# Stated task
Extract and list every line that contains the word "電話番号はお間違いのないようご注意ください".

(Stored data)
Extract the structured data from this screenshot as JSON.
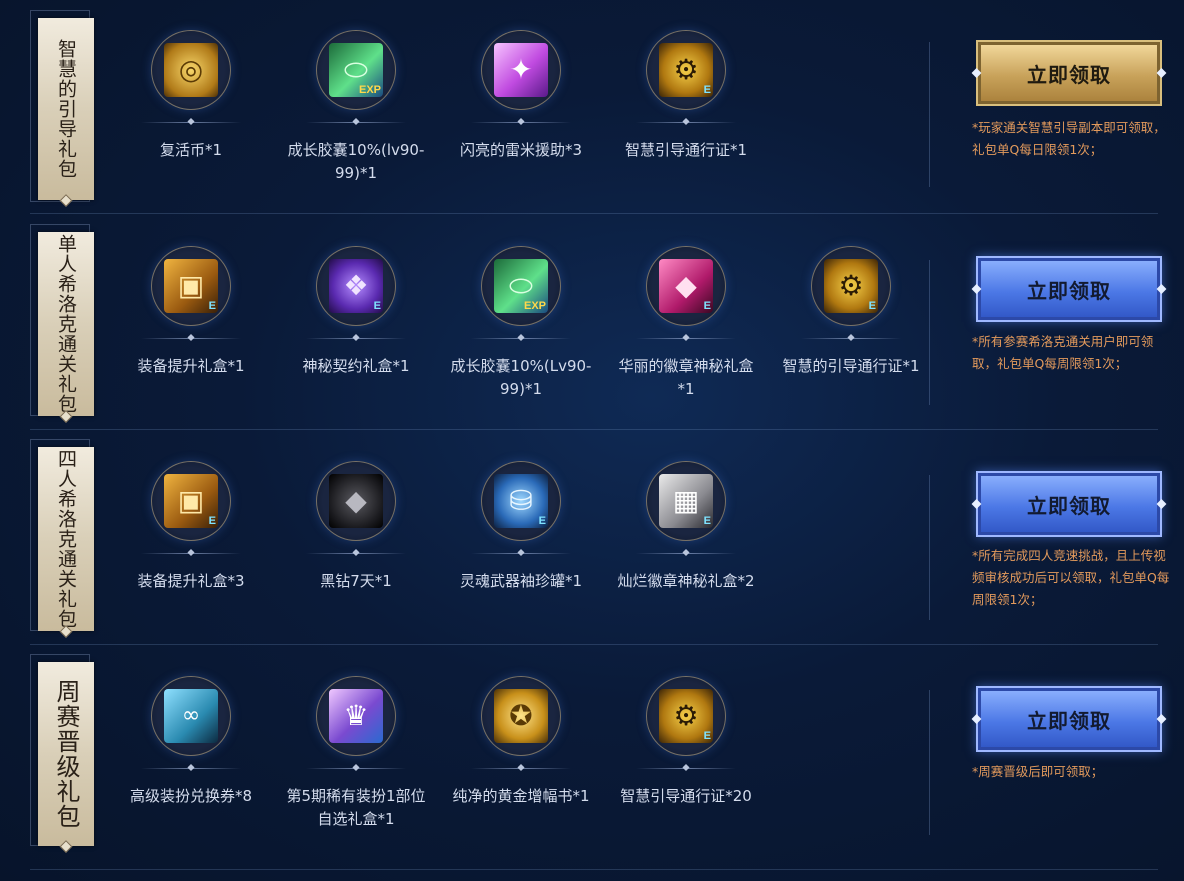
{
  "colors": {
    "note": "#e39a5c",
    "banner_bg": "#e2d8c2",
    "gold_button": "#c8a25a",
    "blue_button": "#4c78e6"
  },
  "packs": [
    {
      "title": "智慧的引导礼包",
      "button_label": "立即领取",
      "button_style": "gold",
      "note": "*玩家通关智慧引导副本即可领取，礼包单Q每日限领1次；",
      "items": [
        {
          "label": "复活币*1",
          "icon": "gold-coin-icon"
        },
        {
          "label": "成长胶囊10%(lv90-99)*1",
          "icon": "exp-capsule-icon"
        },
        {
          "label": "闪亮的雷米援助*3",
          "icon": "pink-sparkle-icon"
        },
        {
          "label": "智慧引导通行证*1",
          "icon": "free-pass-gear-icon"
        }
      ]
    },
    {
      "title": "单人希洛克通关礼包",
      "button_label": "立即领取",
      "button_style": "blue",
      "note": "*所有参赛希洛克通关用户即可领取，礼包单Q每周限领1次；",
      "items": [
        {
          "label": "装备提升礼盒*1",
          "icon": "gold-chest-icon"
        },
        {
          "label": "神秘契约礼盒*1",
          "icon": "purple-pouch-icon"
        },
        {
          "label": "成长胶囊10%(Lv90-99)*1",
          "icon": "exp-capsule-icon"
        },
        {
          "label": "华丽的徽章神秘礼盒*1",
          "icon": "pink-emblem-box-icon"
        },
        {
          "label": "智慧的引导通行证*1",
          "icon": "free-pass-gear-icon"
        }
      ]
    },
    {
      "title": "四人希洛克通关礼包",
      "button_label": "立即领取",
      "button_style": "blue",
      "note": "*所有完成四人竞速挑战，且上传视频审核成功后可以领取，礼包单Q每周限领1次；",
      "items": [
        {
          "label": "装备提升礼盒*3",
          "icon": "gold-chest-icon"
        },
        {
          "label": "黑钻7天*1",
          "icon": "black-diamond-icon"
        },
        {
          "label": "灵魂武器袖珍罐*1",
          "icon": "blue-jar-icon"
        },
        {
          "label": "灿烂徽章神秘礼盒*2",
          "icon": "white-emblem-box-icon"
        }
      ]
    },
    {
      "title": "周赛晋级礼包",
      "button_label": "立即领取",
      "button_style": "blue",
      "note": "*周赛晋级后即可领取；",
      "items": [
        {
          "label": "高级装扮兑换券*8",
          "icon": "avatar-ticket-icon"
        },
        {
          "label": "第5期稀有装扮1部位自选礼盒*1",
          "icon": "rare-avatar-box-icon"
        },
        {
          "label": "纯净的黄金增幅书*1",
          "icon": "gold-amplify-book-icon"
        },
        {
          "label": "智慧引导通行证*20",
          "icon": "free-pass-gear-icon"
        }
      ]
    }
  ]
}
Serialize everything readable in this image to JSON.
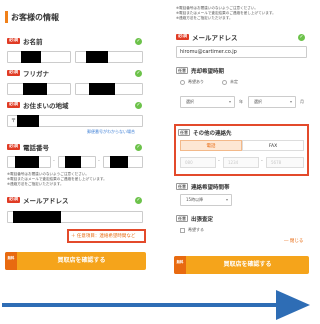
{
  "left": {
    "section_title": "お客様の情報",
    "fields": {
      "name": {
        "badge": "必須",
        "label": "お名前"
      },
      "furigana": {
        "badge": "必須",
        "label": "フリガナ"
      },
      "region": {
        "badge": "必須",
        "label": "お住まいの地域",
        "postal_prefix": "〒",
        "lookup_link": "郵便番号がわからない場合"
      },
      "phone": {
        "badge": "必須",
        "label": "電話番号",
        "notes": [
          "※電話番号はお間違いのないようご注意ください。",
          "※電話またはメールで査定結果のご連絡を差し上げています。",
          "※連絡方法をご指定いただけます。"
        ]
      },
      "email": {
        "badge": "必須",
        "label": "メールアドレス"
      }
    },
    "optional_toggle": "＋ 任意項目：連絡希望時間など",
    "cta": {
      "badge_line1": "無料",
      "badge_line2": "",
      "label": "買取店を確認する"
    }
  },
  "right": {
    "top_notes": [
      "※電話番号はお間違いのないようご注意ください。",
      "※電話またはメールで査定結果のご連絡を差し上げています。",
      "※連絡方法をご指定いただけます。"
    ],
    "email": {
      "badge": "必須",
      "label": "メールアドレス",
      "value": "hiromu@cartimer.co.jp"
    },
    "sell_timing": {
      "badge": "任意",
      "label": "売却希望時期",
      "options": [
        "希望あり",
        "未定"
      ],
      "year_select": "選択",
      "year_unit": "年",
      "month_select": "選択",
      "month_unit": "月"
    },
    "other_contact": {
      "badge": "任意",
      "label": "その他の連絡先",
      "tabs": [
        "電話",
        "FAX"
      ],
      "phone_placeholders": [
        "080",
        "1234",
        "5678"
      ]
    },
    "contact_time": {
      "badge": "任意",
      "label": "連絡希望時間帯",
      "select": "15時以降"
    },
    "visit": {
      "badge": "任意",
      "label": "出張査定",
      "option": "希望する"
    },
    "close_link": "― 閉じる",
    "cta": {
      "badge_line1": "無料",
      "badge_line2": "",
      "label": "買取店を確認する"
    }
  },
  "colors": {
    "accent": "#f5a41b",
    "accent_dark": "#e86a10",
    "required": "#e03b24",
    "check": "#6cc24a",
    "highlight": "#e34a2b",
    "arrow": "#2e6db5"
  },
  "icons": [
    "check-icon",
    "arrow-right-icon"
  ]
}
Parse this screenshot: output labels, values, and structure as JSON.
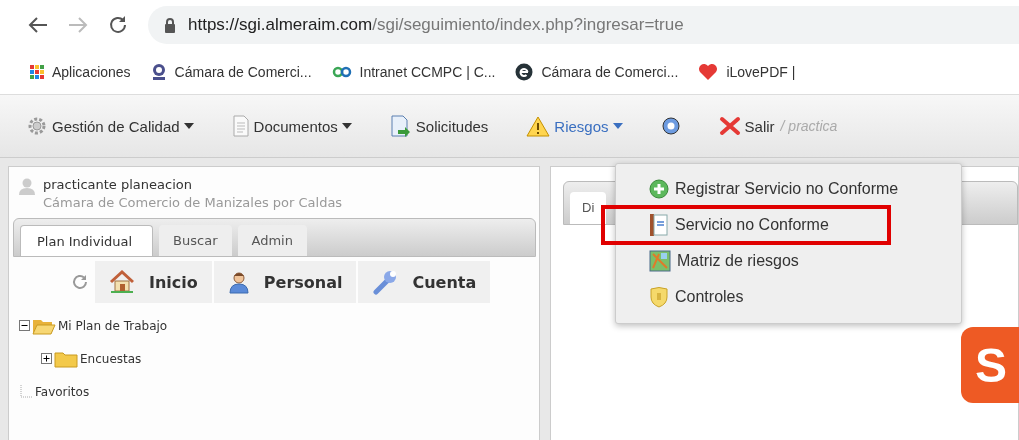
{
  "browser": {
    "url_host": "https://sgi.almeraim.com",
    "url_path": "/sgi/seguimiento/index.php?ingresar=true",
    "bookmarks": [
      {
        "label": "Aplicaciones",
        "kind": "apps"
      },
      {
        "label": "Cámara de Comerci...",
        "kind": "badge"
      },
      {
        "label": "Intranet CCMPC | C...",
        "kind": "loop"
      },
      {
        "label": "Cámara de Comerci...",
        "kind": "circle"
      },
      {
        "label": "iLovePDF |",
        "kind": "heart"
      }
    ]
  },
  "toolbar": {
    "items": [
      {
        "label": "Gestión de Calidad",
        "kind": "gear",
        "caret": true,
        "expanded": false
      },
      {
        "label": "Documentos",
        "kind": "page",
        "caret": true,
        "expanded": false
      },
      {
        "label": "Solicitudes",
        "kind": "request",
        "caret": false,
        "expanded": false
      },
      {
        "label": "Riesgos",
        "kind": "warning",
        "caret": true,
        "expanded": true
      },
      {
        "kind": "help",
        "caret": false,
        "expanded": false
      },
      {
        "label": "Salir",
        "kind": "close",
        "caret": false,
        "expanded": false
      }
    ],
    "user_hint": "/ practica"
  },
  "dropdown": {
    "items": [
      {
        "label": "Registrar Servicio no Conforme",
        "kind": "add",
        "annotated": false
      },
      {
        "label": "Servicio no Conforme",
        "kind": "document",
        "annotated": true
      },
      {
        "label": "Matriz de riesgos",
        "kind": "map",
        "annotated": false
      },
      {
        "label": "Controles",
        "kind": "shield",
        "annotated": false
      }
    ]
  },
  "left_panel": {
    "user_name": "practicante planeacion",
    "organization": "Cámara de Comercio de Manizales por Caldas",
    "tabs": [
      {
        "label": "Plan Individual",
        "selected": true
      },
      {
        "label": "Buscar",
        "selected": false
      },
      {
        "label": "Admin",
        "selected": false
      }
    ],
    "buttons": [
      {
        "label": "Inicio",
        "kind": "house"
      },
      {
        "label": "Personal",
        "kind": "person"
      },
      {
        "label": "Cuenta",
        "kind": "wrench"
      }
    ],
    "tree": [
      {
        "label": "Mi Plan de Trabajo",
        "kind": "folder",
        "expanded": true,
        "children": [
          {
            "label": "Encuestas",
            "kind": "folder",
            "expanded": false
          }
        ]
      },
      {
        "label": "Favoritos",
        "kind": "leaf"
      }
    ]
  },
  "right_panel": {
    "tab": "Di",
    "logo_letter": "S"
  }
}
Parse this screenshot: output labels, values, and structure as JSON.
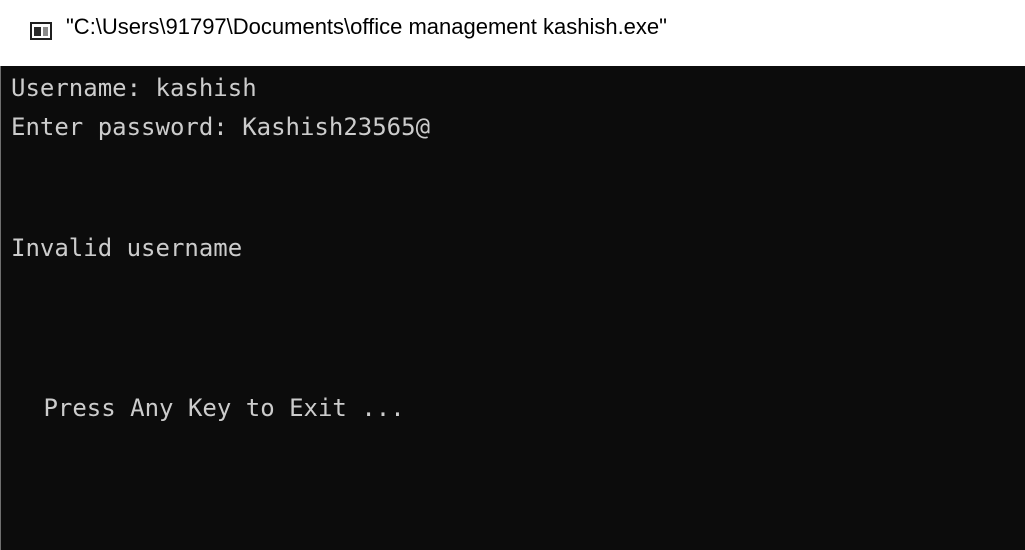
{
  "window": {
    "title": "\"C:\\Users\\91797\\Documents\\office management kashish.exe\"",
    "icon": "console-app-icon"
  },
  "console": {
    "lines": [
      "Username: kashish",
      "Enter password: Kashish23565@",
      "Invalid username",
      " Press Any Key to Exit ..."
    ]
  },
  "colors": {
    "console_background": "#0c0c0c",
    "console_text": "#cccccc",
    "titlebar_background": "#ffffff"
  }
}
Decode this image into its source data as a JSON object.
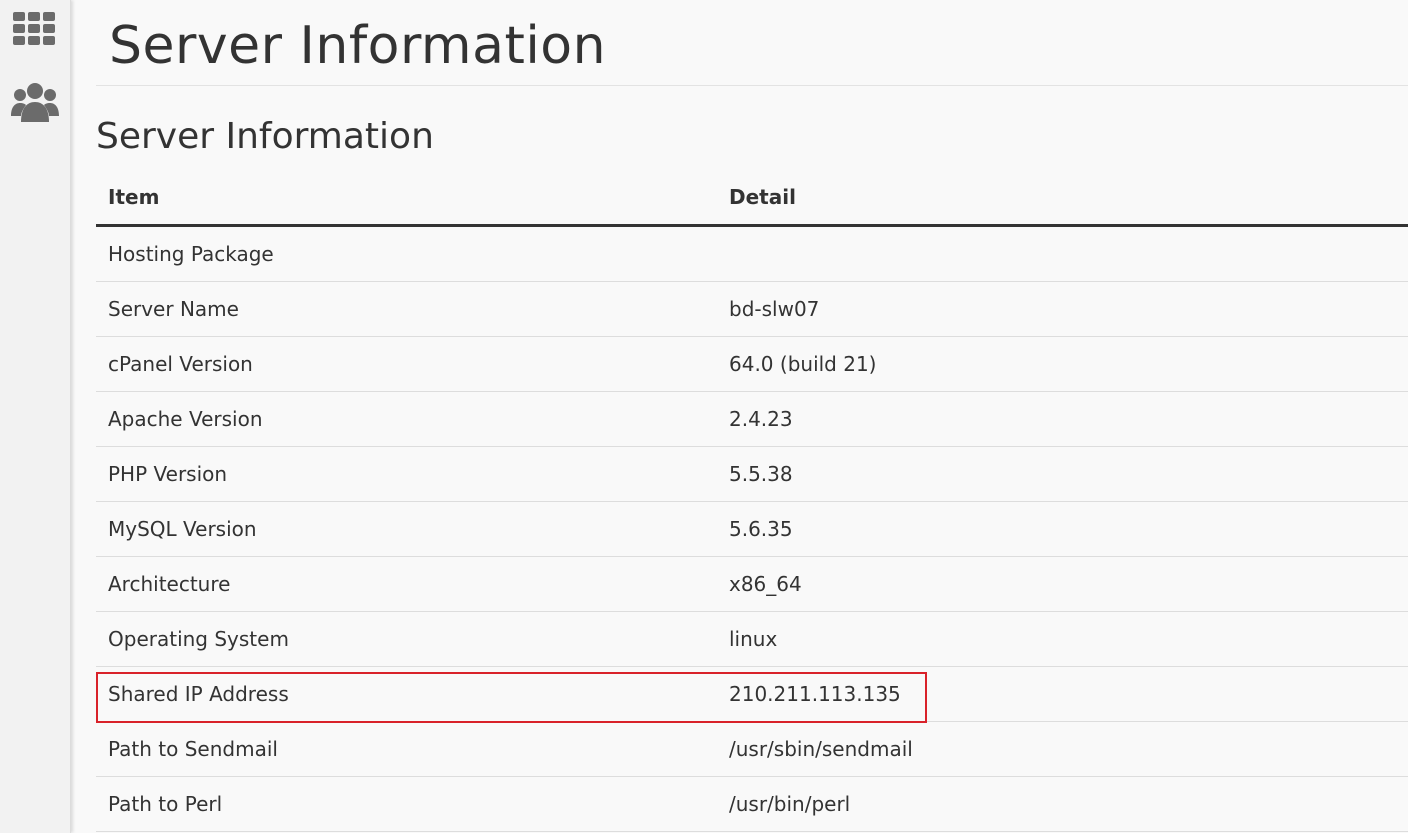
{
  "sidebar": {
    "items": [
      {
        "icon": "grid-icon",
        "name": "apps"
      },
      {
        "icon": "users-icon",
        "name": "users"
      }
    ]
  },
  "page": {
    "title": "Server Information"
  },
  "section": {
    "title": "Server Information"
  },
  "table": {
    "headers": {
      "item": "Item",
      "detail": "Detail"
    },
    "rows": [
      {
        "item": "Hosting Package",
        "detail": ""
      },
      {
        "item": "Server Name",
        "detail": "bd-slw07"
      },
      {
        "item": "cPanel Version",
        "detail": "64.0 (build 21)"
      },
      {
        "item": "Apache Version",
        "detail": "2.4.23"
      },
      {
        "item": "PHP Version",
        "detail": "5.5.38"
      },
      {
        "item": "MySQL Version",
        "detail": "5.6.35"
      },
      {
        "item": "Architecture",
        "detail": "x86_64"
      },
      {
        "item": "Operating System",
        "detail": "linux"
      },
      {
        "item": "Shared IP Address",
        "detail": "210.211.113.135"
      },
      {
        "item": "Path to Sendmail",
        "detail": "/usr/sbin/sendmail"
      },
      {
        "item": "Path to Perl",
        "detail": "/usr/bin/perl"
      }
    ]
  },
  "colors": {
    "highlight": "#d9222a",
    "icon": "#6b6b6b"
  }
}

# Answer below
          "※電話番号はお間違いのないようご注意ください。",
      "※電話番号はお間違いのないようご注意ください。",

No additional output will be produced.